Problem details —
Using the material below, copy every line where "image" appears.

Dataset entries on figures
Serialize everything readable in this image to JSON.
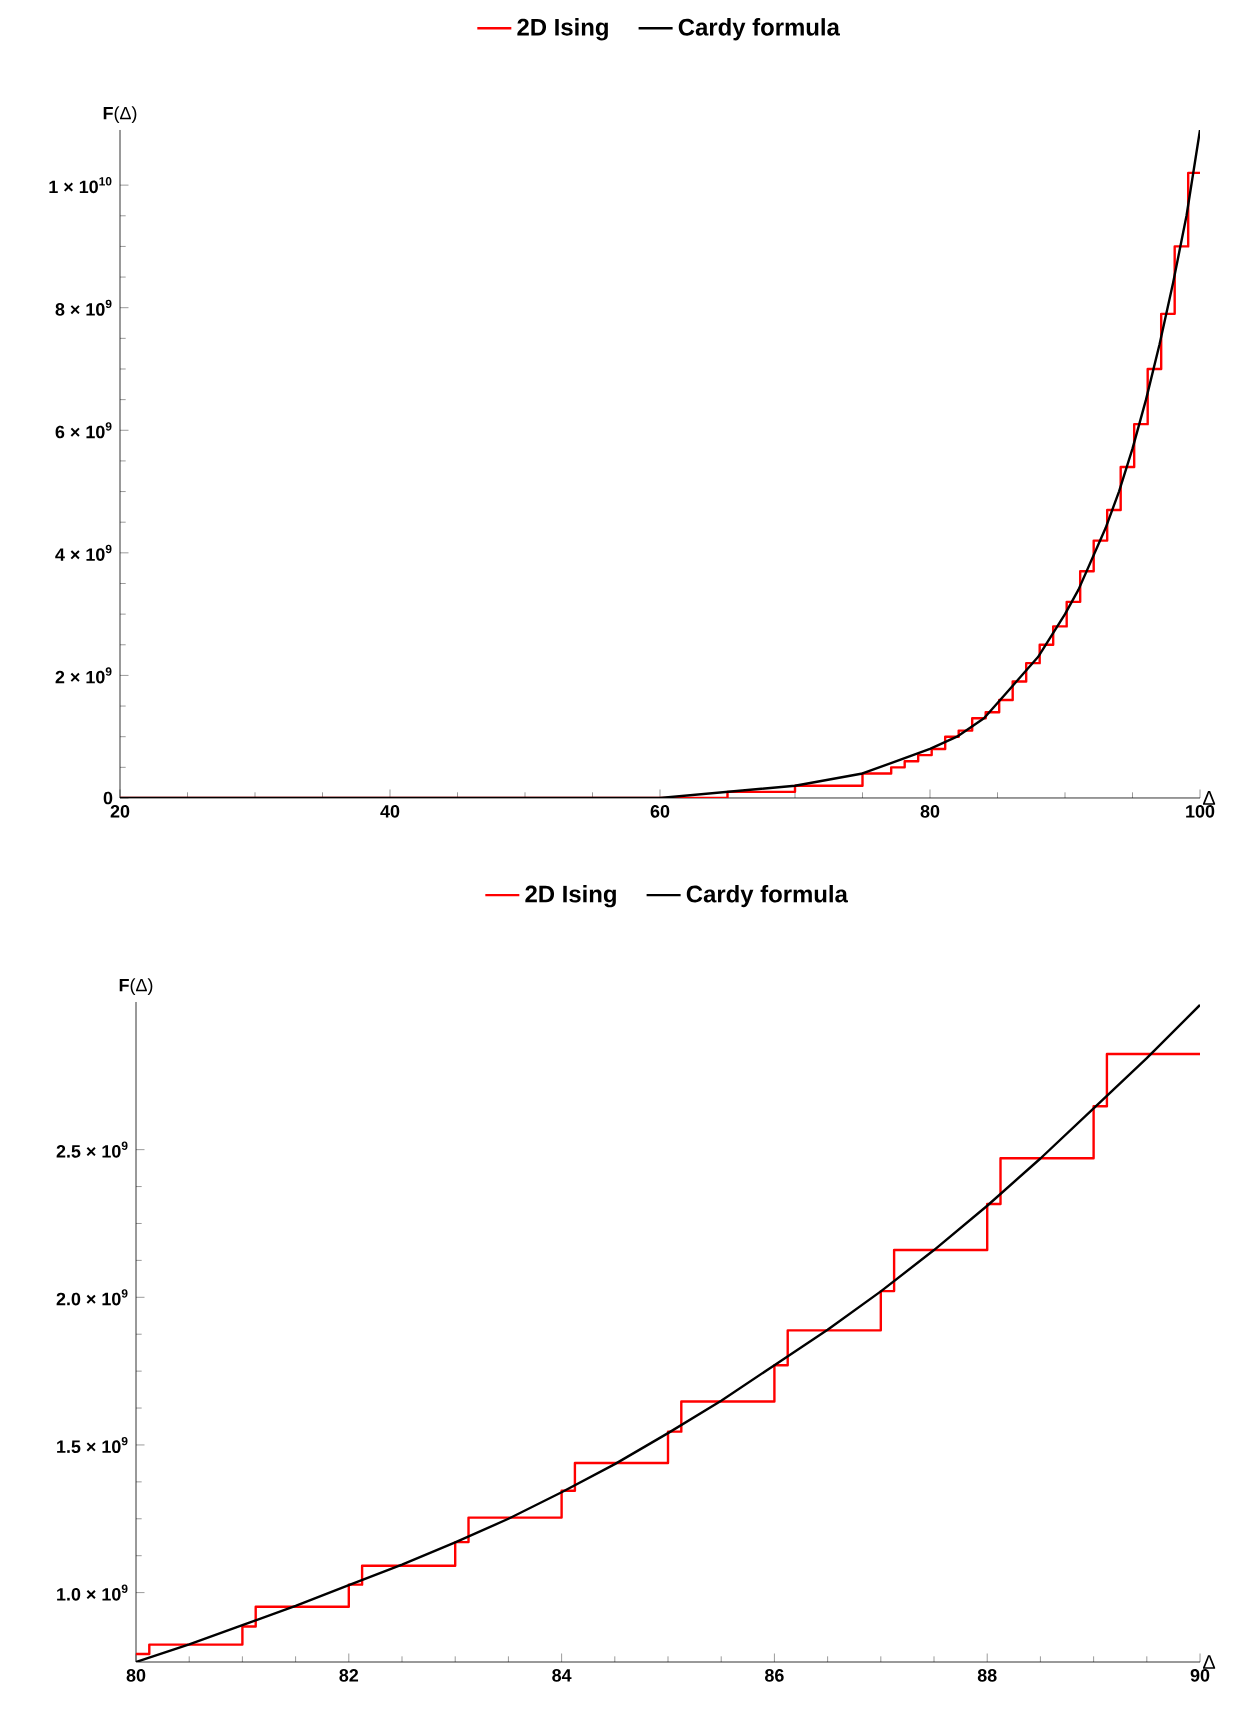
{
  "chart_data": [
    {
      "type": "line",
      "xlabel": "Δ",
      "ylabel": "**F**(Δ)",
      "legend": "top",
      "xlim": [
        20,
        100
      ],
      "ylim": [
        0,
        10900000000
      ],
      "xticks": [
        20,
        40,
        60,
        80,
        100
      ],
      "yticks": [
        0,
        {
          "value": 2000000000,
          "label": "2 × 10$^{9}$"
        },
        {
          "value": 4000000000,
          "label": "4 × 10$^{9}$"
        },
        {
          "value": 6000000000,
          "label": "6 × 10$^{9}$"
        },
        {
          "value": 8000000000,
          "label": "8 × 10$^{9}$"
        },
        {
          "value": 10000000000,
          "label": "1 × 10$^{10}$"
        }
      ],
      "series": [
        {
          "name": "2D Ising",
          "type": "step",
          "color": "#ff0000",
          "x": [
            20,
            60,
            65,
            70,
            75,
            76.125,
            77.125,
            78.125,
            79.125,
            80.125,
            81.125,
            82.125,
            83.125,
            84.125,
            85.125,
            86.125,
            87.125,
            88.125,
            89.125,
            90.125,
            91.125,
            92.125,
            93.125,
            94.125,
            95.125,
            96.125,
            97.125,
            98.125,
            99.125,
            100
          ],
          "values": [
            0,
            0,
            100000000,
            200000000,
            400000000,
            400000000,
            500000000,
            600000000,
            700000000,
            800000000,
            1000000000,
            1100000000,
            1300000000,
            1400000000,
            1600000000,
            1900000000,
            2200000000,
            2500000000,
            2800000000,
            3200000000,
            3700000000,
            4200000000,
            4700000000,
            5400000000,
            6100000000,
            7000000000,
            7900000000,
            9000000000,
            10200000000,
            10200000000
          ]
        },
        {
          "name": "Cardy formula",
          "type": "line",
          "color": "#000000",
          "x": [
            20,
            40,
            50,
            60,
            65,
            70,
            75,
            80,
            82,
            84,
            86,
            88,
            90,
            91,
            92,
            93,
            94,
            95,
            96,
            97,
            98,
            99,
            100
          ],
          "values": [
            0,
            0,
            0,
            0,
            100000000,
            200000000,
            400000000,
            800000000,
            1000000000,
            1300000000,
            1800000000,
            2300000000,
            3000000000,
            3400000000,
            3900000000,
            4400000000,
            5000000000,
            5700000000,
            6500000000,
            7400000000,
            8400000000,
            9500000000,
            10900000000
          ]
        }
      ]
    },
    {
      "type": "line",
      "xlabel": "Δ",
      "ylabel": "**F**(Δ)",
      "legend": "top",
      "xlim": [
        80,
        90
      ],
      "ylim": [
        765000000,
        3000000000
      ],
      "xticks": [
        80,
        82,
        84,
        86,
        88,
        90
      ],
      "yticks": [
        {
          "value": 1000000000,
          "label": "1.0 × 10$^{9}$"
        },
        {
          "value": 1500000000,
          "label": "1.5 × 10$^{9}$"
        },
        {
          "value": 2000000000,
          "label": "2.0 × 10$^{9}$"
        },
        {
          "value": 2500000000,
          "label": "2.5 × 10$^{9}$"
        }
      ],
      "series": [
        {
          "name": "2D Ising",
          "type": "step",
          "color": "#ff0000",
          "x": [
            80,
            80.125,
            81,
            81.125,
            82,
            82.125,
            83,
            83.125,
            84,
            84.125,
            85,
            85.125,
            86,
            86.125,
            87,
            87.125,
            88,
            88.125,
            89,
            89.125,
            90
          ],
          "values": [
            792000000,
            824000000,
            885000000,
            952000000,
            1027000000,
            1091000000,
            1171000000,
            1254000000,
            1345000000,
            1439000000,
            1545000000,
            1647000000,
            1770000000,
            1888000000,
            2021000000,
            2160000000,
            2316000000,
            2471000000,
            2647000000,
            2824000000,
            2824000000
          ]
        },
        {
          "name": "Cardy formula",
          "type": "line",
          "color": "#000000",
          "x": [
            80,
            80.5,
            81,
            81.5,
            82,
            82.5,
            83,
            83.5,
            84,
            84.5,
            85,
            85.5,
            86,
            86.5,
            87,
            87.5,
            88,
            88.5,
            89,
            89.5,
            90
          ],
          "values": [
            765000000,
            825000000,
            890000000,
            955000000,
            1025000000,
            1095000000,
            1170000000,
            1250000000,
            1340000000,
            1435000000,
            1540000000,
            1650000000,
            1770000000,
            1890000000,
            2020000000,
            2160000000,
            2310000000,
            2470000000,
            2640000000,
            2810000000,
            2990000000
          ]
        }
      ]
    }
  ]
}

* * *

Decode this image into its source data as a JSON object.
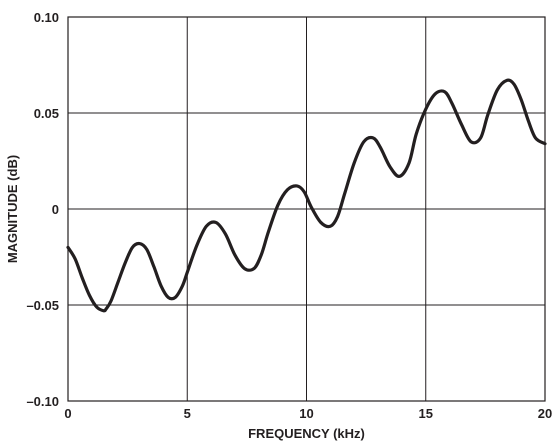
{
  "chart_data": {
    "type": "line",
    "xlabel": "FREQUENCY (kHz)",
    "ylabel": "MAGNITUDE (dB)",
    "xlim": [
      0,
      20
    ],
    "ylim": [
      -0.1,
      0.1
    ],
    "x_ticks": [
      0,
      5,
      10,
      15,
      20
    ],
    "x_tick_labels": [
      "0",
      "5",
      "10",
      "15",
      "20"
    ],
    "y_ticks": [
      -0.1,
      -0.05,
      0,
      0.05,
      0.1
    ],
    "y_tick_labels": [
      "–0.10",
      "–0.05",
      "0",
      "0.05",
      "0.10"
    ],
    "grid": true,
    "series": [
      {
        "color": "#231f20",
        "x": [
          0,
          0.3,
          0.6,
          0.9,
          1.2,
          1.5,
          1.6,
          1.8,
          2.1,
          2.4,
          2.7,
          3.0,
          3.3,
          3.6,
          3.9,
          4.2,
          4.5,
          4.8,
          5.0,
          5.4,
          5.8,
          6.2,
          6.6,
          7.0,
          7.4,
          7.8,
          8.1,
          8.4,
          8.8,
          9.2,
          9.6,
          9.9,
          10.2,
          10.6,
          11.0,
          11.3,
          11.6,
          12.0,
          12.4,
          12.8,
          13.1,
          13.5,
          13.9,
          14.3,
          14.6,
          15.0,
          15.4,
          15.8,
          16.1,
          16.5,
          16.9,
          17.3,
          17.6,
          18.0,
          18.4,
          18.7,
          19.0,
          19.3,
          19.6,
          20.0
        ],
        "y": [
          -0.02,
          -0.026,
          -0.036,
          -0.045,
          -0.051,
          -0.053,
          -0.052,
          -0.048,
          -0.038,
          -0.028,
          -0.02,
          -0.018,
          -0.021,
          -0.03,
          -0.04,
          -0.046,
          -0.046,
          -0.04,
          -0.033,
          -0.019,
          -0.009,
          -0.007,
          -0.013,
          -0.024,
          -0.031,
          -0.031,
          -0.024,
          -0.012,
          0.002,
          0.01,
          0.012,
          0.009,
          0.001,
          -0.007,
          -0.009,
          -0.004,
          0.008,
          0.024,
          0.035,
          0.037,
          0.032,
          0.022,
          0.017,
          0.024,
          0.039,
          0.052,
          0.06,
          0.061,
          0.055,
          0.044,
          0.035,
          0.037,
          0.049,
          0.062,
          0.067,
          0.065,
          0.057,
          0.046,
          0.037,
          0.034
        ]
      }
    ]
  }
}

Task answer —
Serialize everything readable in this image to JSON.
Decode this image into its source data as a JSON object.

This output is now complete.